▸ Stated exercise
Using the records below, give the number of lines where the word "보이스와" appears, with no further output.

Dataset entries
============
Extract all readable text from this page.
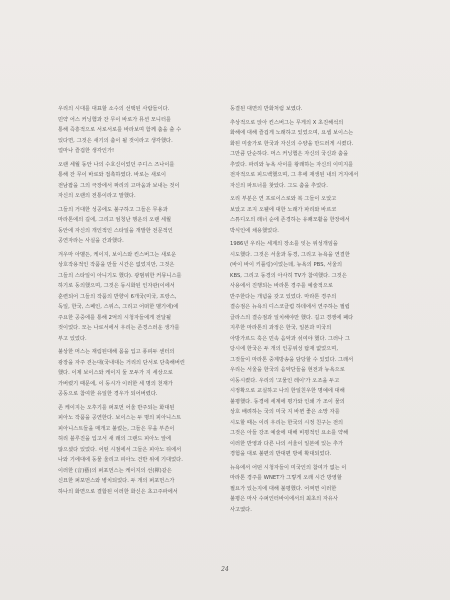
우리의 시대를 대표할 소수의 선택된 사람들이다.
민약 어스 커닝햄과 잔 무이 바로가 뮤션 모니터를
통해 즉흥적으로 서로서로를 바라보며 함께 춤을 출 수
있다면, 그것은 새기의 춤이 될 것이라고 생각했다.
얼마나 즐겁한 생각인가!
오랜 세월 동안 나의 수호신이었던 주디스 즈나이를
통해 잔 무이 바로와 접촉하였다. 바로는 새로이
전남팝을 그의 극장에서 짜리의 고마움과 보내는 것이
자신의 오랜의 전통이라고 말했다.
그들의 거대한 성공에도 불구하고 그들은 무용과
마라톤에의 길에, 그리고 엄청난 행운의 오랜 세월
동안에 자신의 개인적인 스타일을 개발한 전문적인
공연자라는 사실을 간과했다.
겨우마 아벨든, 케이지, 보이스와 킨스버그는 새로운
상호작용적인 작품을 만들 시간은 없었지만, 그것은
그들의 스타일이 아니기도 했다). 광범위한 커뮤니스를
하기로 동의했으며, 그것은 동시화된 인자관(이에서
훈련되어 그들의 작품의 반향이 6개국(미국, 프랑스,
독일, 한국, 스페인, 스위스, 그리고 어떠한 벨기에)에
주요한 공중에를 통해 2억의 시청자들에게 전달될
것이었다. 모는 나로서에서 우리는 존경스러운 생가를
부고 있었다.
불상한 머스는 재림된대해 몸을 입고 퐁피두 센터의
광장을 자주 걷는대(국내대는 거리의 단서로 단축해버린
했다. 이제 보이스와 케이지 둘 모두가 지 세상으로
가버렸기 때문에, 이 동시가 이러한 세 명의 천재가
공동으로 참여한 유일한 경우가 되어버렸다.
존 케이지는 오후기를 퍼포먼 어울 반주되는 화대된
피아노 작품을 공연한다. 보이스는 두 명의 피아니스트
피아니스트들을 매개고 불렀는, 그들은 무을 부쓴이
허리 블루진을 입고서 새 래의 그랜드 피아노 앞에
않으셨다 있었다. 어떤 시점에서 그들은 피아노 뒤에서
나와 기에대에 동물 울리고 피아노 건반 위에 기대었다.
이러한 (音)藝)의 퍼포먼스는 케이지의 선(禪)같은
신묘한 퍼포먼스와 병치되었다. 두 개의 퍼포먼스가
하나의 화면으로 결합된 이러한 화신은 초고주파에서
동결된 대면의 반화처럼 보였다.
추상적으로 앉아 킨스버그는 무게의 X 초진해석의
화해에 대해 즐겁게 노래하고 있었으며, 요셉 보이스는
화된 미술가로 한국과 자신의 수양을 만드러게 시켰다.
그만큼 단순하다. 머스 커닝햄은 자신의 국신과 춤을
추었다. 파리와 뉴욕 사이를 왕래하는 자신의 이미지를
전자적으로 피드백했으며, 그 후에 재생된 내의 거지에서
자신의 파트너를 찾았다. 그도 춤을 추었다.
오리 부분은 연 프로이스로와 복 그들이 오았고
보았고 조지 오웰에 대한 노래가 파리와 바르코
스튜디오의 래너 순에 존경하는 유쾌모활을 한장에서
박식인에 채용했었다.
1986년 우리는 세계의 장소를 잇는 위성개임을
시도했다. 그것은 서울과 동경, 그리고 뉴욕을 연결한
(바이 바이 키플링)이었는데, 뉴욕의 PBS, 서울의
KBS, 그리고 동경의 아사히 TV가 참여했다. 그것은
사용에서 진행되는 바라톤 경주를 예술적으로
반주한다는 개념을 갖고 있었다. 마라톤 경주의
결승점은 뉴욕의 디스코클럽 하데에서 연주하는 필립
글라스의 결승점과 일치해야만 했다. 길고 경쟁에 패다
지루한 마라톤의 과정은 한국, 일본과 미국의
아방가르드 혹은 민속 음악과 섞여야 했다. 그러나 그
당시에 한국은 두 개의 인공위성 탑재 없었으며,
그것들이 마라톤 중계방송을 담당할 수 있었다. 그래서
우리는 서울을 한국의 음악단들을 현전과 뉴욕으로
이동시켰다. 우리의 '고물인 레이'가 오조을 두고
시정확으로 교실하고 나의 한일친우한 명예에 대해
불평했다. 동경에 세계에 평가와 인쇄 가 조이 물의
상호 배려하는 국의 미국 지 바뀐 좋은 소망 자를
시도할 때는 이리 우리는 한국의 시정 친구는 전의
그것은 아들 강조 예술에 대해 비평적인 요소를 약해
이러한 반영과 다른 나의 서울이 일본에 있는 추가
경험을 대로 불편의 반대편 방에 확대되었다.
뉴욕에서 어떤 시청자들이 미국인의 참여가 없는 이
마라톤 경주를 WNET가 그렇게 오래 시간 방영할
필요가 있는지에 대해 불평했다. 어쩌면 이러한
불평은 마사 수퍼인터바이에서의 최초의 자유사
사고였다.
24
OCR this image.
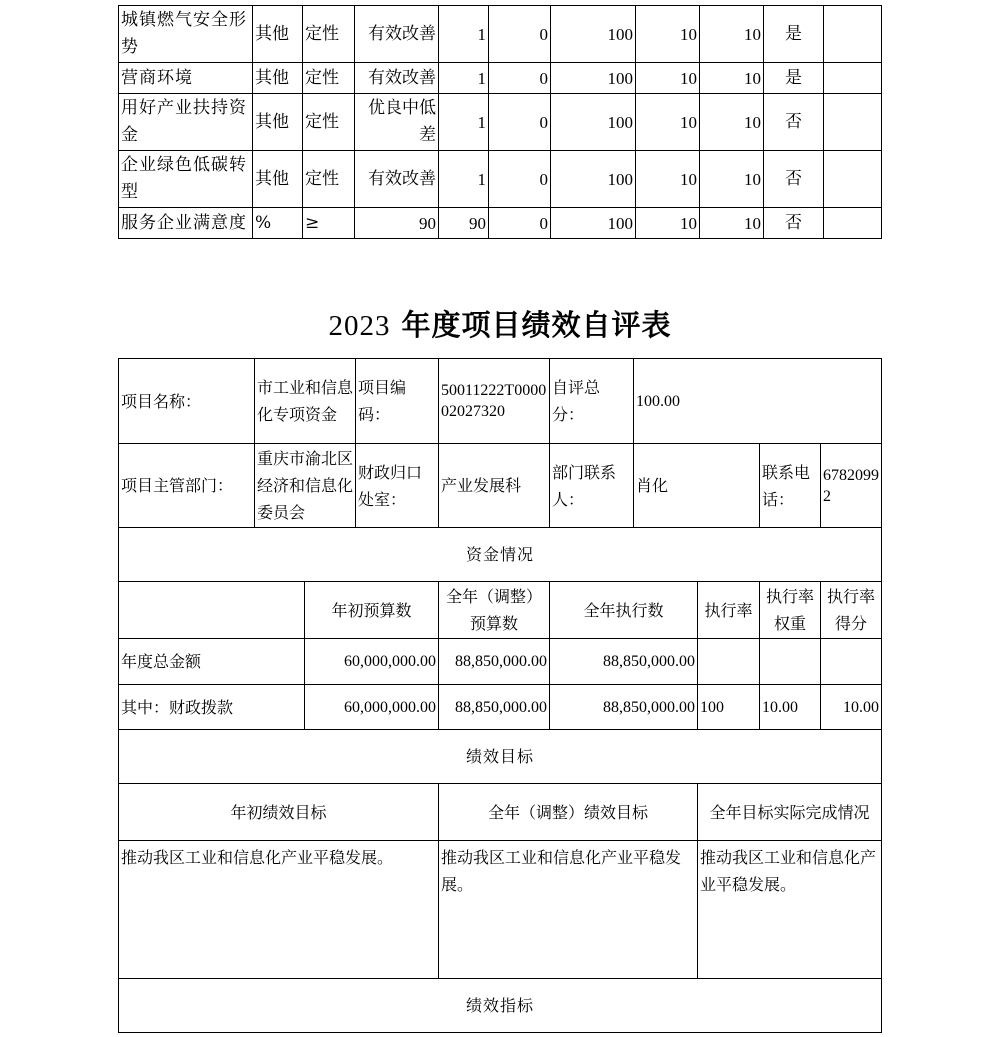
城镇燃气安全形势	其他	定性	有效改善	1	0	100	10	10	是	
营商环境	其他	定性	有效改善	1	0	100	10	10	是	
用好产业扶持资金	其他	定性	优良中低差	1	0	100	10	10	否	
企业绿色低碳转型	其他	定性	有效改善	1	0	100	10	10	否	
服务企业满意度	%	≥	90	90	0	100	10	10	否	
2023 年度项目绩效自评表
项目名称：	市工业和信息化专项资金		项目编码：	50011222T000002027320	自评总分：	100.00			
项目主管部门：	重庆市渝北区经济和信息化委员会		财政归口处室：	产业发展科	部门联系人：	肖化		联系电话：	67820992
资金情况									
		年初预算数		全年（调整）预算数	全年执行数		执行率	执行率权重	执行率得分
年度总金额		60,000,000.00		88,850,000.00	88,850,000.00				
其中：财政拨款		60,000,000.00		88,850,000.00	88,850,000.00		100	10.00	10.00
绩效目标									
年初绩效目标				全年（调整）绩效目标			全年目标实际完成情况		
推动我区工业和信息化产业平稳发展。				推动我区工业和信息化产业平稳发展。			推动我区工业和信息化产业平稳发展。		
绩效指标									
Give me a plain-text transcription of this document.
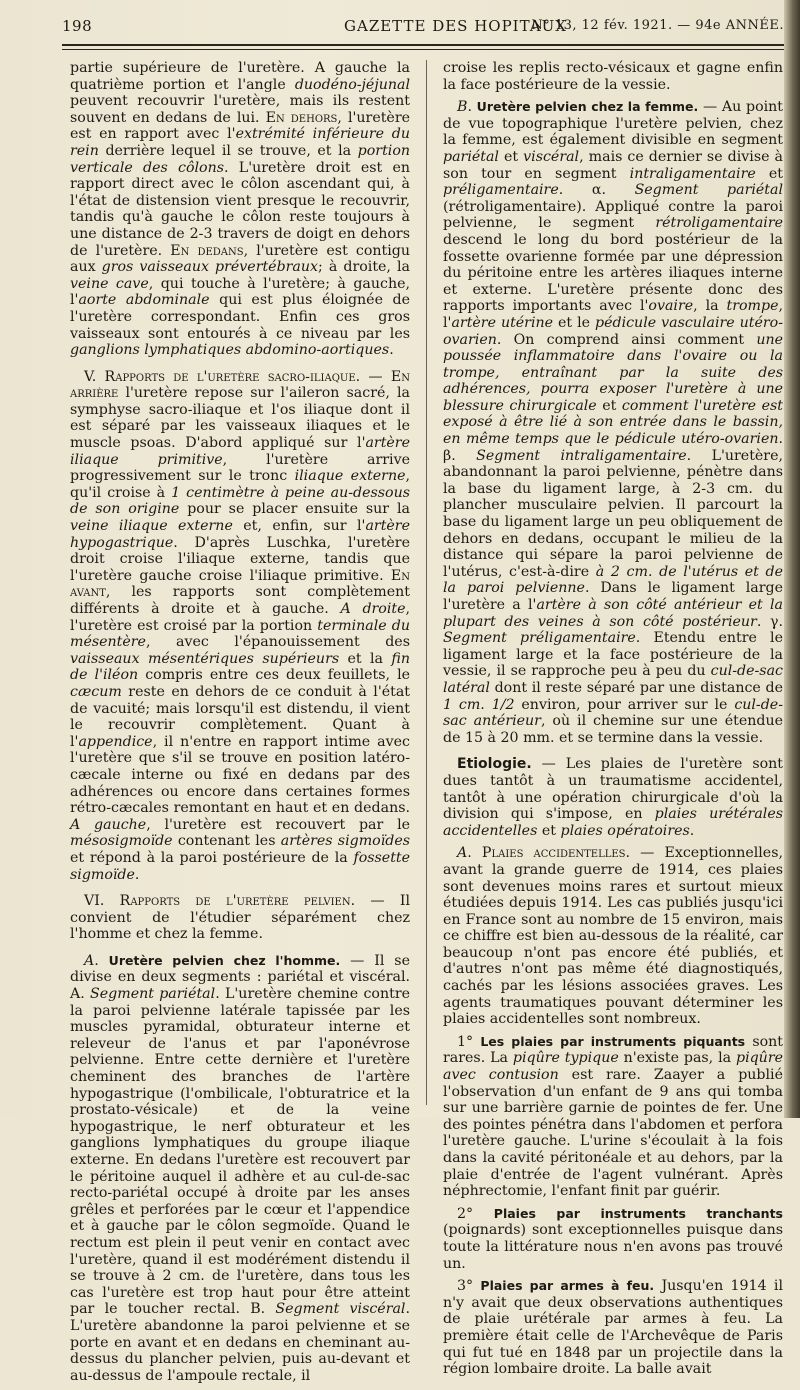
198	GAZETTE DES HOPITAUX
N° 13, 12 fév. 1921. — 94e ANNÉE.

partie supérieure de l'uretère. A gauche la quatrième portion et l'angle duodéno-jéjunal peuvent recouvrir l'uretère, mais ils restent souvent en dedans de lui. En dehors, l'uretère est en rapport avec l'extrémité inférieure du rein derrière lequel il se trouve, et la portion verticale des côlons. L'uretère droit est en rapport direct avec le côlon ascendant qui, à l'état de distension vient presque le recouvrir, tandis qu'à gauche le côlon reste toujours à une distance de 2-3 travers de doigt en dehors de l'uretère. En dedans, l'uretère est contigu aux gros vaisseaux prévertébraux; à droite, la veine cave, qui touche à l'uretère; à gauche, l'aorte abdominale qui est plus éloignée de l'uretère correspondant. Enfin ces gros vaisseaux sont entourés à ce niveau par les ganglions lymphatiques abdomino-aortiques.

V. Rapports de l'uretère sacro-iliaque. — En arrière l'uretère repose sur l'aileron sacré, la symphyse sacro-iliaque et l'os iliaque dont il est séparé par les vaisseaux iliaques et le muscle psoas. D'abord appliqué sur l'artère iliaque primitive, l'uretère arrive progressivement sur le tronc iliaque externe, qu'il croise à 1 centimètre à peine au-dessous de son origine pour se placer ensuite sur la veine iliaque externe et, enfin, sur l'artère hypogastrique. D'après Luschka, l'uretère droit croise l'iliaque externe, tandis que l'uretère gauche croise l'iliaque primitive. En avant, les rapports sont complètement différents à droite et à gauche. A droite, l'uretère est croisé par la portion terminale du mésentère, avec l'épanouissement des vaisseaux mésentériques supérieurs et la fin de l'iléon compris entre ces deux feuillets, le cæcum reste en dehors de ce conduit à l'état de vacuité; mais lorsqu'il est distendu, il vient le recouvrir complètement. Quant à l'appendice, il n'entre en rapport intime avec l'uretère que s'il se trouve en position latéro-cæcale interne ou fixé en dedans par des adhérences ou encore dans certaines formes rétro-cæcales remontant en haut et en dedans. A gauche, l'uretère est recouvert par le mésosigmoïde contenant les artères sigmoïdes et répond à la paroi postérieure de la fossette sigmoïde.

VI. Rapports de l'uretère pelvien. — Il convient de l'étudier séparément chez l'homme et chez la femme.

A. Uretère pelvien chez l'homme. — Il se divise en deux segments : pariétal et viscéral. A. Segment pariétal. L'uretère chemine contre la paroi pelvienne latérale tapissée par les muscles pyramidal, obturateur interne et releveur de l'anus et par l'aponévrose pelvienne. Entre cette dernière et l'uretère cheminent des branches de l'artère hypogastrique (l'ombilicale, l'obturatrice et la prostato-vésicale) et de la veine hypogastrique, le nerf obturateur et les ganglions lymphatiques du groupe iliaque externe. En dedans l'uretère est recouvert par le péritoine auquel il adhère et au cul-de-sac recto-pariétal occupé à droite par les anses grêles et perforées par le cœur et l'appendice et à gauche par le côlon segmoïde. Quand le rectum est plein il peut venir en contact avec l'uretère, quand il est modérément distendu il se trouve à 2 cm. de l'uretère, dans tous les cas l'uretère est trop haut pour être atteint par le toucher rectal. B. Segment viscéral. L'uretère abandonne la paroi pelvienne et se porte en avant et en dedans en cheminant au-dessus du plancher pelvien, puis au-devant et au-dessus de l'ampoule rectale, il

croise les replis recto-vésicaux et gagne enfin la face postérieure de la vessie.

B. Uretère pelvien chez la femme. — Au point de vue topographique l'uretère pelvien, chez la femme, est également divisible en segment pariétal et viscéral, mais ce dernier se divise à son tour en segment intraligamentaire et préligamentaire. α. Segment pariétal (rétroligamentaire). Appliqué contre la paroi pelvienne, le segment rétroligamentaire descend le long du bord postérieur de la fossette ovarienne formée par une dépression du péritoine entre les artères iliaques interne et externe. L'uretère présente donc des rapports importants avec l'ovaire, la trompe, l'artère utérine et le pédicule vasculaire utéro-ovarien. On comprend ainsi comment une poussée inflammatoire dans l'ovaire ou la trompe, entraînant par la suite des adhérences, pourra exposer l'uretère à une blessure chirurgicale et comment l'uretère est exposé à être lié à son entrée dans le bassin, en même temps que le pédicule utéro-ovarien. β. Segment intraligamentaire. L'uretère, abandonnant la paroi pelvienne, pénètre dans la base du ligament large, à 2-3 cm. du plancher musculaire pelvien. Il parcourt la base du ligament large un peu obliquement de dehors en dedans, occupant le milieu de la distance qui sépare la paroi pelvienne de l'utérus, c'est-à-dire à 2 cm. de l'utérus et de la paroi pelvienne. Dans le ligament large l'uretère a l'artère à son côté antérieur et la plupart des veines à son côté postérieur. γ. Segment préligamentaire. Etendu entre le ligament large et la face postérieure de la vessie, il se rapproche peu à peu du cul-de-sac latéral dont il reste séparé par une distance de 1 cm. 1/2 environ, pour arriver sur le cul-de-sac antérieur, où il chemine sur une étendue de 15 à 20 mm. et se termine dans la vessie.

Etiologie. — Les plaies de l'uretère sont dues tantôt à un traumatisme accidentel, tantôt à une opération chirurgicale d'où la division qui s'impose, en plaies urétérales accidentelles et plaies opératoires.

A. Plaies accidentelles. — Exceptionnelles, avant la grande guerre de 1914, ces plaies sont devenues moins rares et surtout mieux étudiées depuis 1914. Les cas publiés jusqu'ici en France sont au nombre de 15 environ, mais ce chiffre est bien au-dessous de la réalité, car beaucoup n'ont pas encore été publiés, et d'autres n'ont pas même été diagnostiqués, cachés par les lésions associées graves. Les agents traumatiques pouvant déterminer les plaies accidentelles sont nombreux.

1° Les plaies par instruments piquants sont rares. La piqûre typique n'existe pas, la piqûre avec contusion est rare. Zaayer a publié l'observation d'un enfant de 9 ans qui tomba sur une barrière garnie de pointes de fer. Une des pointes pénétra dans l'abdomen et perfora l'uretère gauche. L'urine s'écoulait à la fois dans la cavité péritonéale et au dehors, par la plaie d'entrée de l'agent vulnérant. Après néphrectomie, l'enfant finit par guérir.

2° Plaies par instruments tranchants (poignards) sont exceptionnelles puisque dans toute la littérature nous n'en avons pas trouvé un.

3° Plaies par armes à feu. Jusqu'en 1914 il n'y avait que deux observations authentiques de plaie urétérale par armes à feu. La première était celle de l'Archevêque de Paris qui fut tué en 1848 par un projectile dans la région lombaire droite. La balle avait
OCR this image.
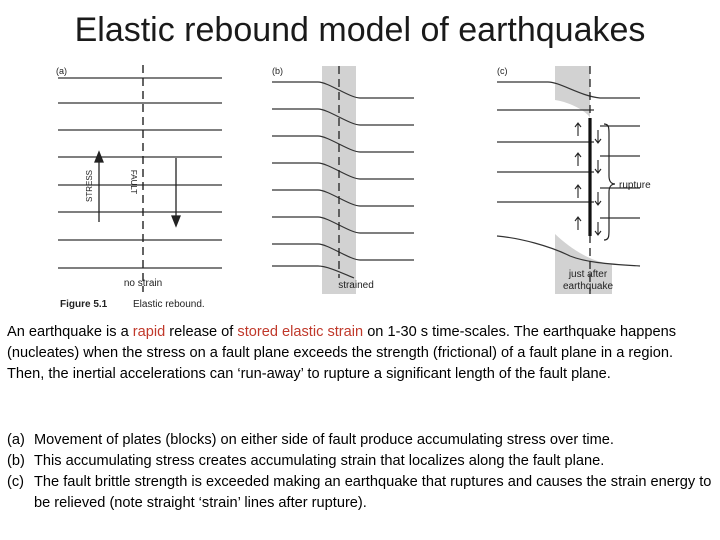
Elastic rebound model of earthquakes
STRESS	FAULT
(a)
no strain
(b)
strained
rupture
(c)
just after
earthquake
Figure 5.1	Elastic rebound.
An earthquake is a rapid release of stored elastic strain on 1-30 s time-scales. The earthquake happens (nucleates) when the stress on a fault plane exceeds the strength (frictional) of a fault plane in a region. Then, the inertial accelerations can ‘run-away’ to rupture a significant length of the fault plane.
(a) Movement of plates (blocks) on either side of fault produce accumulating stress over time.
(b) This accumulating stress creates accumulating strain that localizes along the fault plane.
(c) The fault brittle strength is exceeded making an earthquake that ruptures and causes the strain energy to be relieved (note straight ‘strain’ lines after rupture).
============
▸ Task response
2